Job
Retype every entry exactly, character for character.

[Stored items from a collection]
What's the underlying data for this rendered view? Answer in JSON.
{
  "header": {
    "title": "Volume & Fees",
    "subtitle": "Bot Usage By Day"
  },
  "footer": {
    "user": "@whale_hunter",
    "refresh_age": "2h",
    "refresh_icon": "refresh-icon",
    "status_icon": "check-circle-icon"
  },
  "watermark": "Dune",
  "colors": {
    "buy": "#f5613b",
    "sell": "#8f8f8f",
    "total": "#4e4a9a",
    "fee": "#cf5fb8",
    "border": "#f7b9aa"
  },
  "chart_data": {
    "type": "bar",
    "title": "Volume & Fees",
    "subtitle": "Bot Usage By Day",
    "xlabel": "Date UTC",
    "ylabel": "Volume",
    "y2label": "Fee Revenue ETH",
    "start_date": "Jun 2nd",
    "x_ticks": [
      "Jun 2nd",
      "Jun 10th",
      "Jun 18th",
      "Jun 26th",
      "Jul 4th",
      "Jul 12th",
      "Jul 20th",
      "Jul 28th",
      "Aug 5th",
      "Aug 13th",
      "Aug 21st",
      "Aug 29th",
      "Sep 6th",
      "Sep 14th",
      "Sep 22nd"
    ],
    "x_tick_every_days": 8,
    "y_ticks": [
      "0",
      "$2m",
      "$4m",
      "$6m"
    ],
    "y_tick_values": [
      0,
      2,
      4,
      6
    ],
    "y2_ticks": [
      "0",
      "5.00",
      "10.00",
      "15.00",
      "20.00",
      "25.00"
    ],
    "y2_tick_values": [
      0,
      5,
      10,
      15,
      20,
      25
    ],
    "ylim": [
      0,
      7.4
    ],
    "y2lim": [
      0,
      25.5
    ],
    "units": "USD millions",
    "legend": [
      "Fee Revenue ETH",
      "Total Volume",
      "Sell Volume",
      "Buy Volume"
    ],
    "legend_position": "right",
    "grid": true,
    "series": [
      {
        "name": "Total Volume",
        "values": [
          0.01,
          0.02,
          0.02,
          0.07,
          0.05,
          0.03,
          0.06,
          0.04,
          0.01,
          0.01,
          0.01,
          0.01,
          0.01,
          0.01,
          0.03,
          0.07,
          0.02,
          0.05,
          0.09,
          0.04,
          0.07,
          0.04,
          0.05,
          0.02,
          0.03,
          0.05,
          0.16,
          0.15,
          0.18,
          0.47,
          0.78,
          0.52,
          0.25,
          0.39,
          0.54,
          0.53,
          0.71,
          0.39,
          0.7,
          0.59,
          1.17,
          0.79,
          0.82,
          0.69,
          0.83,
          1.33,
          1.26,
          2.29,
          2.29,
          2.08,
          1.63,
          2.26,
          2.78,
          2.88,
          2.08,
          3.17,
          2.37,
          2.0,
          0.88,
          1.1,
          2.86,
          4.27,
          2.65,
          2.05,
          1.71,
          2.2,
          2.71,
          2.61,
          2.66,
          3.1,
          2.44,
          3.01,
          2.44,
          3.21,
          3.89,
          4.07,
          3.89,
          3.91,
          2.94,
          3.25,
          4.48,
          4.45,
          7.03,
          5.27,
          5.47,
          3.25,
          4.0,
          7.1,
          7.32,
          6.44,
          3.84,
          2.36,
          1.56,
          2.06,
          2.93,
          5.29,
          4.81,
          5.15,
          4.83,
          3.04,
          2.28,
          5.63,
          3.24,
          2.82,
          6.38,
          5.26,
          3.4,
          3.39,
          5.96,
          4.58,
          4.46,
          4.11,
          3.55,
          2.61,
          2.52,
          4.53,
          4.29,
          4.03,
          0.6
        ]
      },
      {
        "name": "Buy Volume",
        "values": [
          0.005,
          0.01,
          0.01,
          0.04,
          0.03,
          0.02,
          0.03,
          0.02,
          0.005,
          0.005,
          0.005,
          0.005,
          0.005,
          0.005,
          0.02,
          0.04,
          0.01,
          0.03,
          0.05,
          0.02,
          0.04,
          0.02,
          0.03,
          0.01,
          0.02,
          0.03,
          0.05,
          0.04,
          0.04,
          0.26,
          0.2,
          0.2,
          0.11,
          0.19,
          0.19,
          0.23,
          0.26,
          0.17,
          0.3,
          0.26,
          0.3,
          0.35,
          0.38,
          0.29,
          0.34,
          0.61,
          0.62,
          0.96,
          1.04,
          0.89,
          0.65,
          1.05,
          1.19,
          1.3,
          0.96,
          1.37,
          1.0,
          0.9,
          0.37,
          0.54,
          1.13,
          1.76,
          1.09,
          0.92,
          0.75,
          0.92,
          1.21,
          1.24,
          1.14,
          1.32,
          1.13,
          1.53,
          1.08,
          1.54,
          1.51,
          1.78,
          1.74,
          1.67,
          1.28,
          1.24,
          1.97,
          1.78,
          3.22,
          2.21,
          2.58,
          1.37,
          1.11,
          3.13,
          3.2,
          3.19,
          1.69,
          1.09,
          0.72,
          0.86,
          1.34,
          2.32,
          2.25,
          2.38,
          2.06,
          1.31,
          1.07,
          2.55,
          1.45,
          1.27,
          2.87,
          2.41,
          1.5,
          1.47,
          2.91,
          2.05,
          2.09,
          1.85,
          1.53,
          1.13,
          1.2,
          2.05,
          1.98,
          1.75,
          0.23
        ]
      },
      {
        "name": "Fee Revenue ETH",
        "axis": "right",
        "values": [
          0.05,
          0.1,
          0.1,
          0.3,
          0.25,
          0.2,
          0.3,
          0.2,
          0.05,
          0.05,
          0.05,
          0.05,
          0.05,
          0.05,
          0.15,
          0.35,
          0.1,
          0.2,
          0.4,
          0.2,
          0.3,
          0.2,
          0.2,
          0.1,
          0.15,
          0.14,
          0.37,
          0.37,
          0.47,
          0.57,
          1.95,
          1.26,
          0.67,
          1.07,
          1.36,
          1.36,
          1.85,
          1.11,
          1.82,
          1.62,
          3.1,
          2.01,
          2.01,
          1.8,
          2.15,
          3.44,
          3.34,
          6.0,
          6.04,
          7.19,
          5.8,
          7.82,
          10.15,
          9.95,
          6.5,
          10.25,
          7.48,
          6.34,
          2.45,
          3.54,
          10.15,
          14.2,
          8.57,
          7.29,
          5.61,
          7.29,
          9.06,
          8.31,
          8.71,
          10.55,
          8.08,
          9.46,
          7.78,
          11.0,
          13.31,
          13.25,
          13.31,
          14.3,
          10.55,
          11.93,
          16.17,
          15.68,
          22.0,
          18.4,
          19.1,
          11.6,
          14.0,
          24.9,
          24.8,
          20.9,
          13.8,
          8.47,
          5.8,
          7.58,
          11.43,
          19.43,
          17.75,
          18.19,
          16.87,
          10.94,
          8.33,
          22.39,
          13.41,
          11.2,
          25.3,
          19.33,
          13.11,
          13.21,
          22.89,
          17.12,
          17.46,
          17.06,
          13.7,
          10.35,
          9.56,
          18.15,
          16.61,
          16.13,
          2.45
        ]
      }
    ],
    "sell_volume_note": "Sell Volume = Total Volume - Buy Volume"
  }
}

Written response
What's the underlying data for this rendered view? Answer in JSON.
{
  "header": {
    "title": "Volume & Fees",
    "subtitle": "Bot Usage By Day"
  },
  "footer": {
    "user": "@whale_hunter",
    "refresh_age": "2h",
    "refresh_icon": "refresh-icon",
    "status_icon": "check-circle-icon"
  },
  "watermark": "Dune",
  "colors": {
    "buy": "#f5613b",
    "sell": "#8f8f8f",
    "total": "#4e4a9a",
    "fee": "#cf5fb8",
    "border": "#f7b9aa"
  },
  "chart_data": {
    "type": "bar",
    "title": "Volume & Fees",
    "subtitle": "Bot Usage By Day",
    "xlabel": "Date UTC",
    "ylabel": "Volume",
    "y2label": "Fee Revenue ETH",
    "start_date": "Jun 2nd",
    "x_ticks": [
      "Jun 2nd",
      "Jun 10th",
      "Jun 18th",
      "Jun 26th",
      "Jul 4th",
      "Jul 12th",
      "Jul 20th",
      "Jul 28th",
      "Aug 5th",
      "Aug 13th",
      "Aug 21st",
      "Aug 29th",
      "Sep 6th",
      "Sep 14th",
      "Sep 22nd"
    ],
    "x_tick_every_days": 8,
    "y_ticks": [
      "0",
      "$2m",
      "$4m",
      "$6m"
    ],
    "y_tick_values": [
      0,
      2,
      4,
      6
    ],
    "y2_ticks": [
      "0",
      "5.00",
      "10.00",
      "15.00",
      "20.00",
      "25.00"
    ],
    "y2_tick_values": [
      0,
      5,
      10,
      15,
      20,
      25
    ],
    "ylim": [
      0,
      7.4
    ],
    "y2lim": [
      0,
      25.5
    ],
    "units": "USD millions",
    "legend": [
      "Fee Revenue ETH",
      "Total Volume",
      "Sell Volume",
      "Buy Volume"
    ],
    "legend_position": "right",
    "grid": true,
    "series": [
      {
        "name": "Total Volume",
        "values": [
          0.01,
          0.02,
          0.02,
          0.07,
          0.05,
          0.03,
          0.06,
          0.04,
          0.01,
          0.01,
          0.01,
          0.01,
          0.01,
          0.01,
          0.03,
          0.07,
          0.02,
          0.05,
          0.09,
          0.04,
          0.07,
          0.04,
          0.05,
          0.02,
          0.03,
          0.05,
          0.16,
          0.15,
          0.18,
          0.47,
          0.78,
          0.52,
          0.25,
          0.39,
          0.54,
          0.53,
          0.71,
          0.39,
          0.7,
          0.59,
          1.17,
          0.79,
          0.82,
          0.69,
          0.83,
          1.33,
          1.26,
          2.29,
          2.29,
          2.08,
          1.63,
          2.26,
          2.78,
          2.88,
          2.08,
          3.17,
          2.37,
          2.0,
          0.88,
          1.1,
          2.86,
          4.27,
          2.65,
          2.05,
          1.71,
          2.2,
          2.71,
          2.61,
          2.66,
          3.1,
          2.44,
          3.01,
          2.44,
          3.21,
          3.89,
          4.07,
          3.89,
          3.91,
          2.94,
          3.25,
          4.48,
          4.45,
          7.03,
          5.27,
          5.47,
          3.25,
          4.0,
          7.1,
          7.32,
          6.44,
          3.84,
          2.36,
          1.56,
          2.06,
          2.93,
          5.29,
          4.81,
          5.15,
          4.83,
          3.04,
          2.28,
          5.63,
          3.24,
          2.82,
          6.38,
          5.26,
          3.4,
          3.39,
          5.96,
          4.58,
          4.46,
          4.11,
          3.55,
          2.61,
          2.52,
          4.53,
          4.29,
          4.03,
          0.6
        ]
      },
      {
        "name": "Buy Volume",
        "values": [
          0.005,
          0.01,
          0.01,
          0.04,
          0.03,
          0.02,
          0.03,
          0.02,
          0.005,
          0.005,
          0.005,
          0.005,
          0.005,
          0.005,
          0.02,
          0.04,
          0.01,
          0.03,
          0.05,
          0.02,
          0.04,
          0.02,
          0.03,
          0.01,
          0.02,
          0.03,
          0.05,
          0.04,
          0.04,
          0.26,
          0.2,
          0.2,
          0.11,
          0.19,
          0.19,
          0.23,
          0.26,
          0.17,
          0.3,
          0.26,
          0.3,
          0.35,
          0.38,
          0.29,
          0.34,
          0.61,
          0.62,
          0.96,
          1.04,
          0.89,
          0.65,
          1.05,
          1.19,
          1.3,
          0.96,
          1.37,
          1.0,
          0.9,
          0.37,
          0.54,
          1.13,
          1.76,
          1.09,
          0.92,
          0.75,
          0.92,
          1.21,
          1.24,
          1.14,
          1.32,
          1.13,
          1.53,
          1.08,
          1.54,
          1.51,
          1.78,
          1.74,
          1.67,
          1.28,
          1.24,
          1.97,
          1.78,
          3.22,
          2.21,
          2.58,
          1.37,
          1.11,
          3.13,
          3.2,
          3.19,
          1.69,
          1.09,
          0.72,
          0.86,
          1.34,
          2.32,
          2.25,
          2.38,
          2.06,
          1.31,
          1.07,
          2.55,
          1.45,
          1.27,
          2.87,
          2.41,
          1.5,
          1.47,
          2.91,
          2.05,
          2.09,
          1.85,
          1.53,
          1.13,
          1.2,
          2.05,
          1.98,
          1.75,
          0.23
        ]
      },
      {
        "name": "Fee Revenue ETH",
        "axis": "right",
        "values": [
          0.05,
          0.1,
          0.1,
          0.3,
          0.25,
          0.2,
          0.3,
          0.2,
          0.05,
          0.05,
          0.05,
          0.05,
          0.05,
          0.05,
          0.15,
          0.35,
          0.1,
          0.2,
          0.4,
          0.2,
          0.3,
          0.2,
          0.2,
          0.1,
          0.15,
          0.14,
          0.37,
          0.37,
          0.47,
          0.57,
          1.95,
          1.26,
          0.67,
          1.07,
          1.36,
          1.36,
          1.85,
          1.11,
          1.82,
          1.62,
          3.1,
          2.01,
          2.01,
          1.8,
          2.15,
          3.44,
          3.34,
          6.0,
          6.04,
          7.19,
          5.8,
          7.82,
          10.15,
          9.95,
          6.5,
          10.25,
          7.48,
          6.34,
          2.45,
          3.54,
          10.15,
          14.2,
          8.57,
          7.29,
          5.61,
          7.29,
          9.06,
          8.31,
          8.71,
          10.55,
          8.08,
          9.46,
          7.78,
          11.0,
          13.31,
          13.25,
          13.31,
          14.3,
          10.55,
          11.93,
          16.17,
          15.68,
          22.0,
          18.4,
          19.1,
          11.6,
          14.0,
          24.9,
          24.8,
          20.9,
          13.8,
          8.47,
          5.8,
          7.58,
          11.43,
          19.43,
          17.75,
          18.19,
          16.87,
          10.94,
          8.33,
          22.39,
          13.41,
          11.2,
          25.3,
          19.33,
          13.11,
          13.21,
          22.89,
          17.12,
          17.46,
          17.06,
          13.7,
          10.35,
          9.56,
          18.15,
          16.61,
          16.13,
          2.45
        ]
      }
    ],
    "sell_volume_note": "Sell Volume = Total Volume - Buy Volume"
  }
}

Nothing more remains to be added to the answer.